Requirements → Do any lines in the data below contain "экономических"? If so, copy every one of them.

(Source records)
-------------------------

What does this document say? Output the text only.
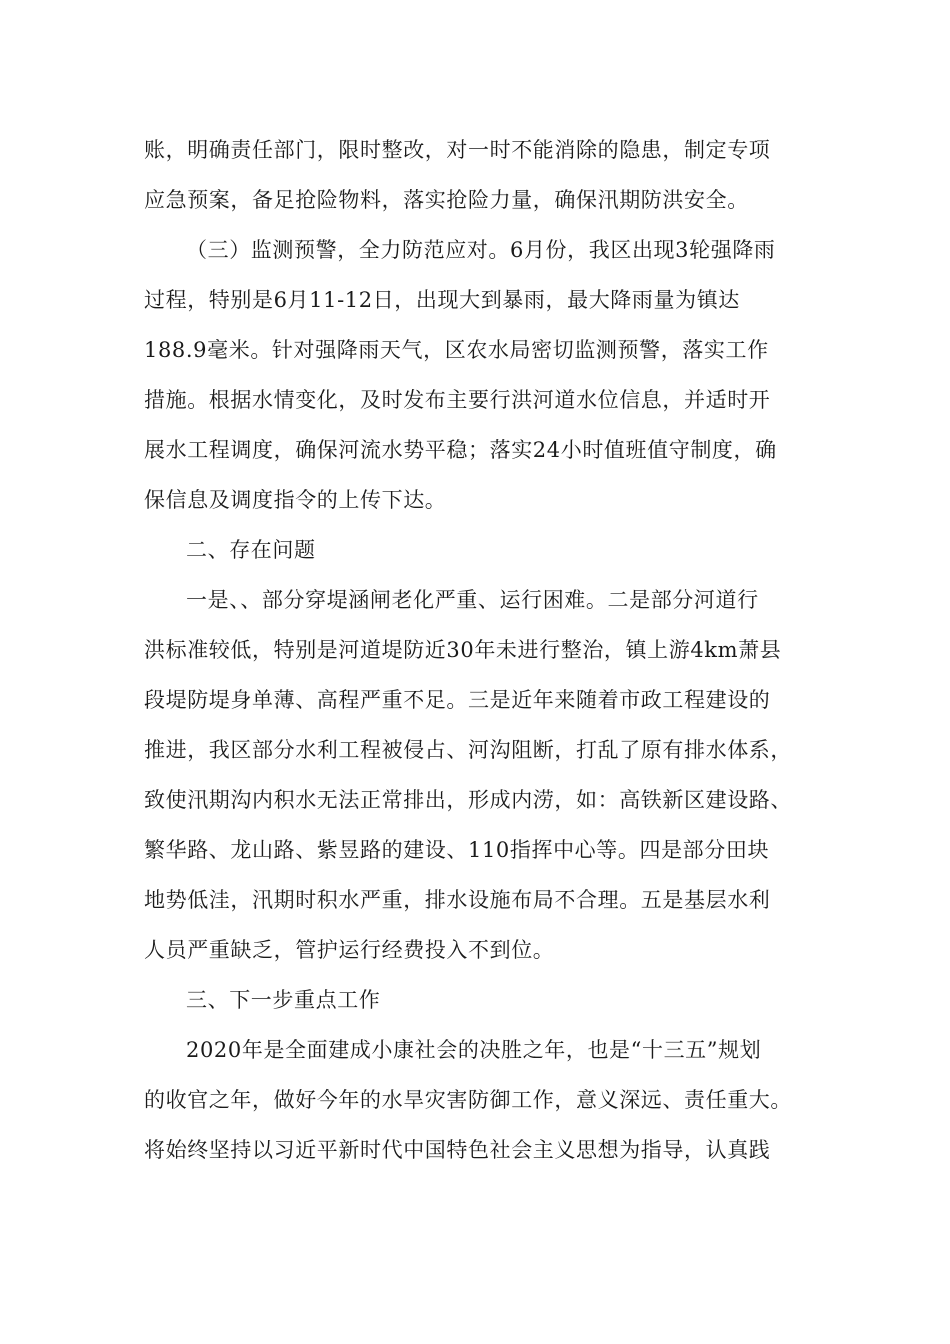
账，明确责任部门，限时整改，对一时不能消除的隐患，制定专项
应急预案，备足抢险物料，落实抢险力量，确保汛期防洪安全。
（三）监测预警，全力防范应对。6月份，我区出现3轮强降雨
过程，特别是6月11-12日，出现大到暴雨，最大降雨量为镇达
188.9毫米。针对强降雨天气，区农水局密切监测预警，落实工作
措施。根据水情变化，及时发布主要行洪河道水位信息，并适时开
展水工程调度，确保河流水势平稳；落实24小时值班值守制度，确
保信息及调度指令的上传下达。
二、存在问题
一是、、部分穿堤涵闸老化严重、运行困难。二是部分河道行
洪标准较低，特别是河道堤防近30年未进行整治，镇上游4km萧县
段堤防堤身单薄、高程严重不足。三是近年来随着市政工程建设的
推进，我区部分水利工程被侵占、河沟阻断，打乱了原有排水体系，
致使汛期沟内积水无法正常排出，形成内涝，如：高铁新区建设路、
繁华路、龙山路、紫昱路的建设、110指挥中心等。四是部分田块
地势低洼，汛期时积水严重，排水设施布局不合理。五是基层水利
人员严重缺乏，管护运行经费投入不到位。
三、下一步重点工作
2020年是全面建成小康社会的决胜之年，也是“十三五”规划
的收官之年，做好今年的水旱灾害防御工作，意义深远、责任重大。
将始终坚持以习近平新时代中国特色社会主义思想为指导，认真践
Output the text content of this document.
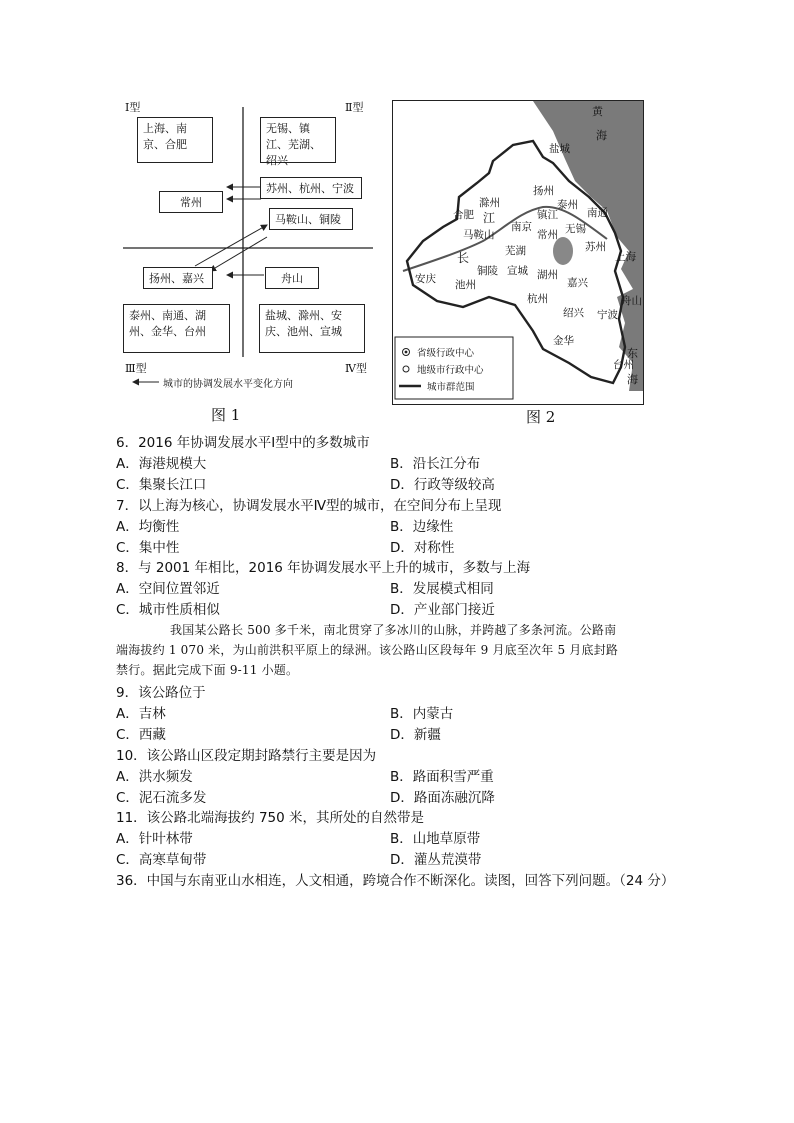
Ⅰ型	Ⅱ型
Ⅲ型	Ⅳ型
上海、南京、合肥
无锡、镇江、芜湖、绍兴
苏州、杭州、宁波
常州
马鞍山、铜陵
扬州、嘉兴	舟山
泰州、南通、湖州、金华、台州
盐城、滁州、安庆、池州、宣城
城市的协调发展水平变化方向
图 1
黄
海
东
海
盐城
扬州
泰州
南通
滁州
镇江
无锡
南京
合肥
马鞍山	常州
苏州
上海
芜湖
铜陵 宣城 湖州
安庆 池州	嘉兴
杭州	舟山
绍兴 宁波
金华
台州
长
江
省级行政中心
地级市行政中心
城市群范围
图 2
6．2016 年协调发展水平Ⅰ型中的多数城市
A．海港规模大	B．沿长江分布
C．集聚长江口	D．行政等级较高
7．以上海为核心，协调发展水平Ⅳ型的城市，在空间分布上呈现
A．均衡性	B．边缘性
C．集中性	D．对称性
8．与 2001 年相比，2016 年协调发展水平上升的城市，多数与上海
A．空间位置邻近	B．发展模式相同
C．城市性质相似	D．产业部门接近
我国某公路长 500 多千米，南北贯穿了多冰川的山脉，并跨越了多条河流。公路南
端海拔约 1 070 米，为山前洪积平原上的绿洲。该公路山区段每年 9 月底至次年 5 月底封路
禁行。据此完成下面 9-11 小题。
9．该公路位于
A．吉林	B．内蒙古
C．西藏	D．新疆
10．该公路山区段定期封路禁行主要是因为
A．洪水频发	B．路面积雪严重
C．泥石流多发	D．路面冻融沉降
11．该公路北端海拔约 750 米，其所处的自然带是
A．针叶林带	B．山地草原带
C．高寒草甸带	D．灌丛荒漠带
36．中国与东南亚山水相连，人文相通，跨境合作不断深化。读图，回答下列问题。（24 分）
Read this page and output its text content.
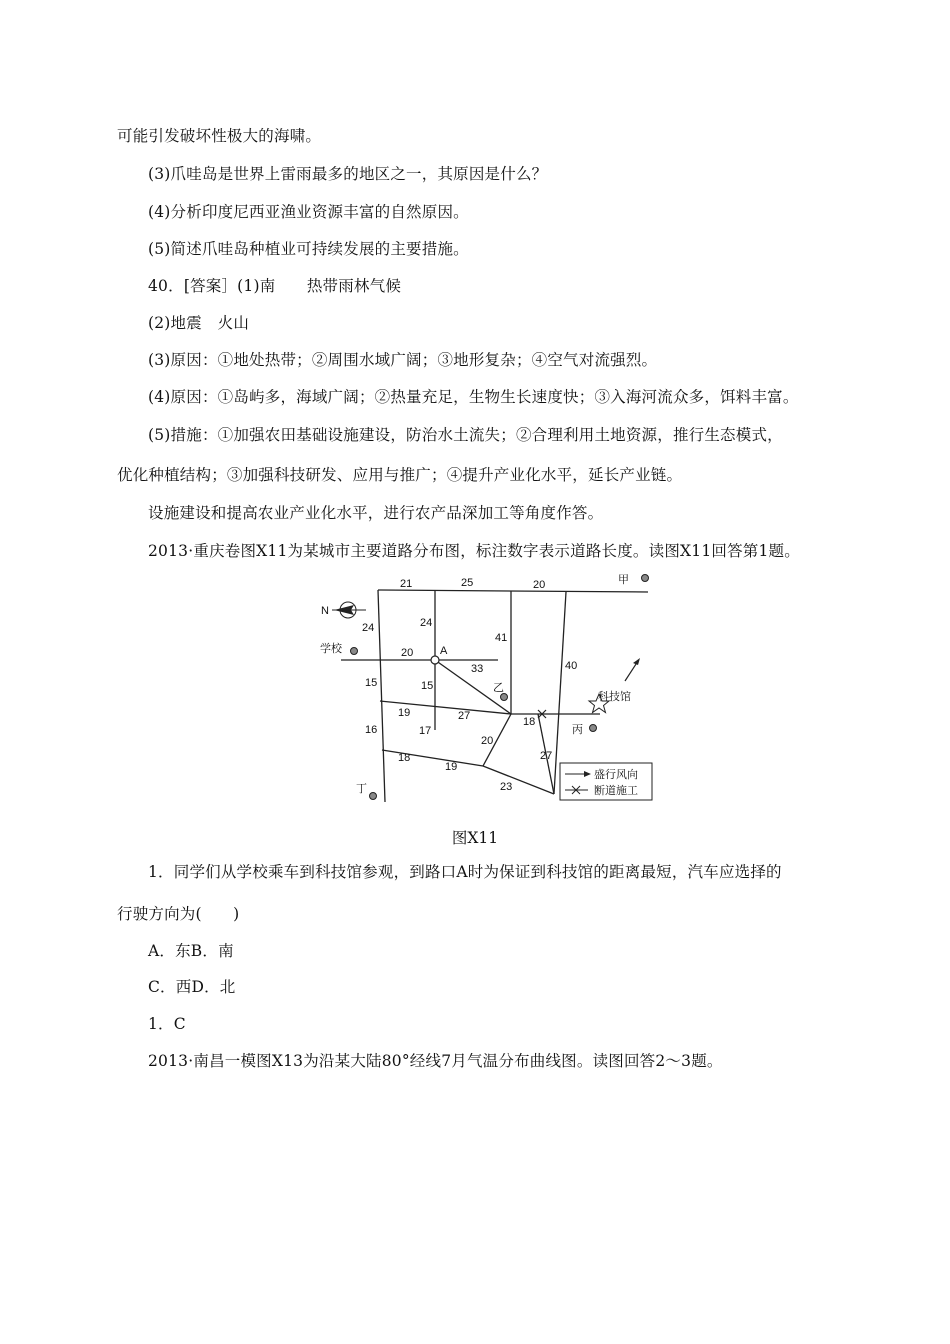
可能引发破坏性极大的海啸。
(3)爪哇岛是世界上雷雨最多的地区之一，其原因是什么？
(4)分析印度尼西亚渔业资源丰富的自然原因。
(5)简述爪哇岛种植业可持续发展的主要措施。
40．[答案］(1)南　　热带雨林气候
(2)地震　火山
(3)原因：①地处热带；②周围水域广阔；③地形复杂；④空气对流强烈。
(4)原因：①岛屿多，海域广阔；②热量充足，生物生长速度快；③入海河流众多，饵料丰富。
(5)措施：①加强农田基础设施建设，防治水土流失；②合理利用土地资源，推行生态模式，
优化种植结构；③加强科技研发、应用与推广；④提升产业化水平，延长产业链。
设施建设和提高农业产业化水平，进行农产品深加工等角度作答。
2013·重庆卷图X11为某城市主要道路分布图，标注数字表示道路长度。读图X11回答第1题。
N
A
甲
学校
乙
科技馆
丙
丁
21	25	20
24	24
41
20
33	40
15	15
19	27	18
16	17
20
27
18
19
23
盛行风向
断道施工
图X11
1．同学们从学校乘车到科技馆参观，到路口A时为保证到科技馆的距离最短，汽车应选择的
行驶方向为(　　)
A．东B．南
C．西D．北
1．C
2013·南昌一模图X13为沿某大陆80°经线7月气温分布曲线图。读图回答2～3题。
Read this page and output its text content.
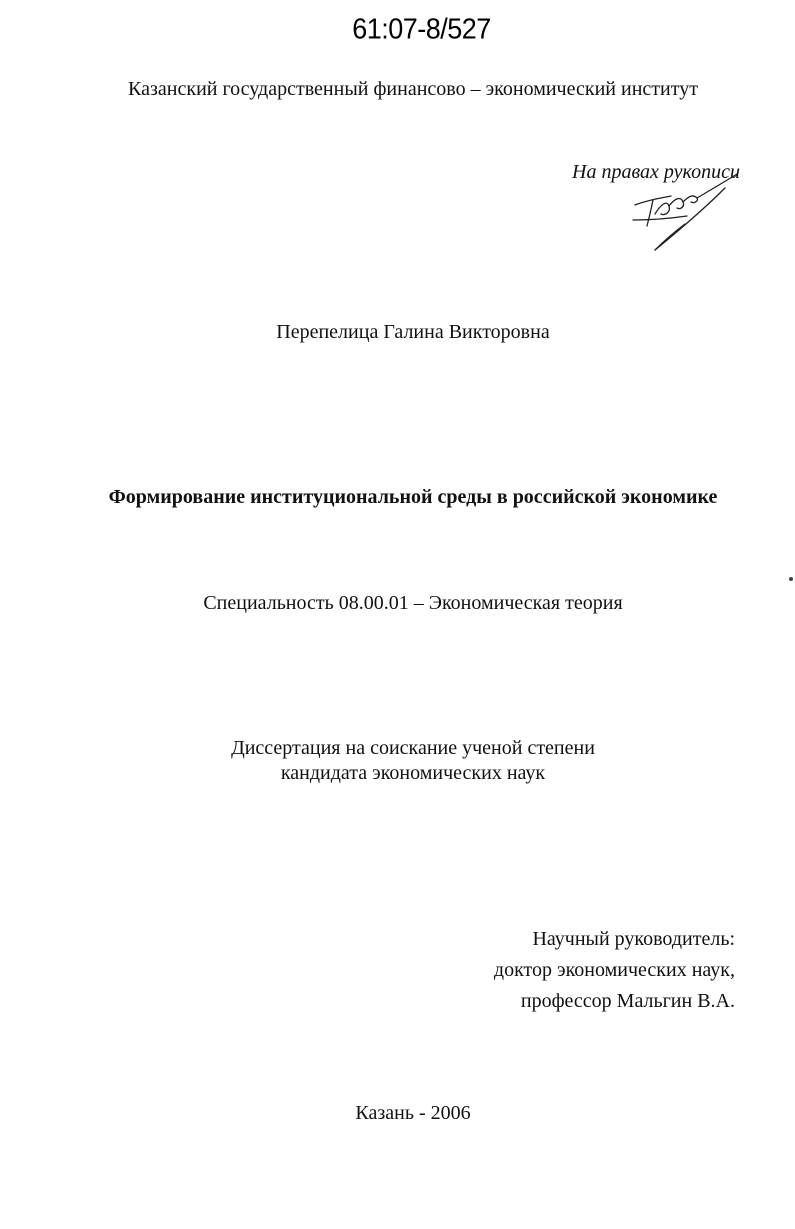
61:07-8/527
Казанский государственный финансово – экономический институт
На правах рукописи
Перепелица Галина Викторовна
Формирование институциональной среды в российской экономике
Специальность 08.00.01 – Экономическая теория
Диссертация на соискание ученой степени
кандидата экономических наук
Научный руководитель:
доктор экономических наук,
профессор Мальгин В.А.
Казань - 2006
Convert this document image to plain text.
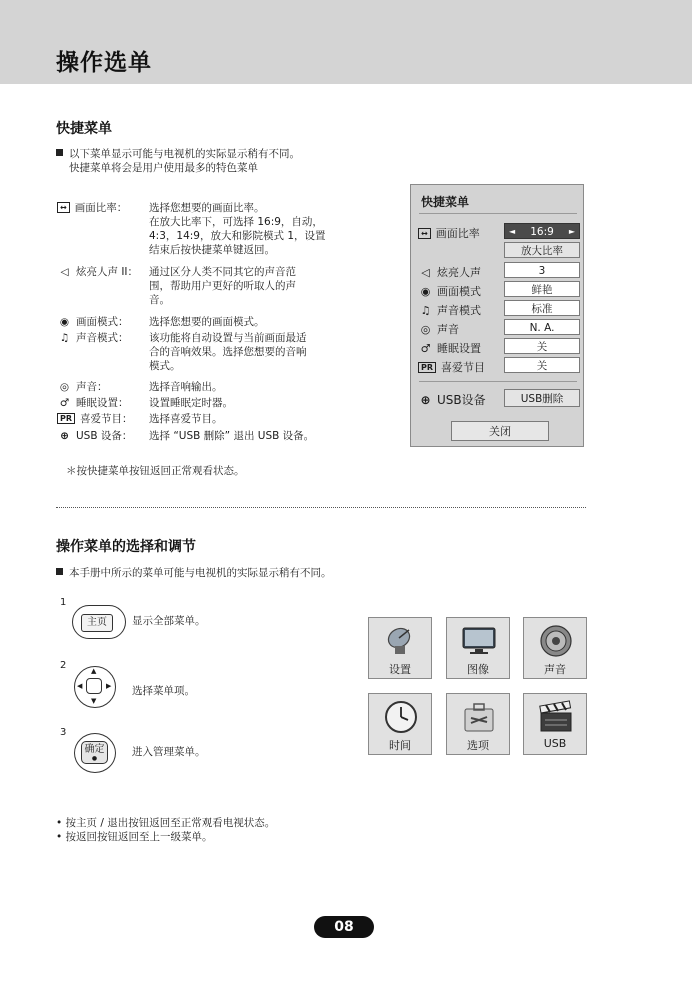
操作选单

快捷菜单

以下菜单显示可能与电视机的实际显示稍有不同。
快捷菜单将会是用户使用最多的特色菜单
↔ 画面比率：	选择您想要的画面比率。
在放大比率下，可选择 16:9，自动，
4:3，14:9，放大和影院模式 1，设置
结束后按快捷菜单键返回。
◁ 炫亮人声 II：	通过区分人类不同其它的声音范
围，帮助用户更好的听取人的声
音。
◉ 画面模式：	选择您想要的画面模式。
♫ 声音模式：	该功能将自动设置与当前画面最适
合的音响效果。选择您想要的音响
模式。
◎ 声音：	选择音响输出。
♂ 睡眠设置：	设置睡眠定时器。
PR 喜爱节目：	选择喜爱节目。
⊕ USB 设备：	选择 “USB 删除” 退出 USB 设备。
＊按快捷菜单按钮返回正常观看状态。
快捷菜单
↔ 画面比率	◄ 16:9 ►
放大比率
◁ 炫亮人声	3
◉ 画面模式	鲜艳
♫ 声音模式	标准
◎ 声音	N. A.
♂ 睡眠设置	关
PR 喜爱节目	关
⊕ USB设备	USB删除
关闭

操作菜单的选择和调节

本手册中所示的菜单可能与电视机的实际显示稍有不同。
1
主页	显示全部菜单。
2	▲
▼
◀	▶ 选择菜单项。
3
确定
●
进入管理菜单。
设置	图像	声音
时间	选项	USB
• 按主页 / 退出按钮返回至正常观看电视状态。
• 按返回按钮返回至上一级菜单。
08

-------------------------

Expected answer →
кандидата экономических наук
доктор экономических наук,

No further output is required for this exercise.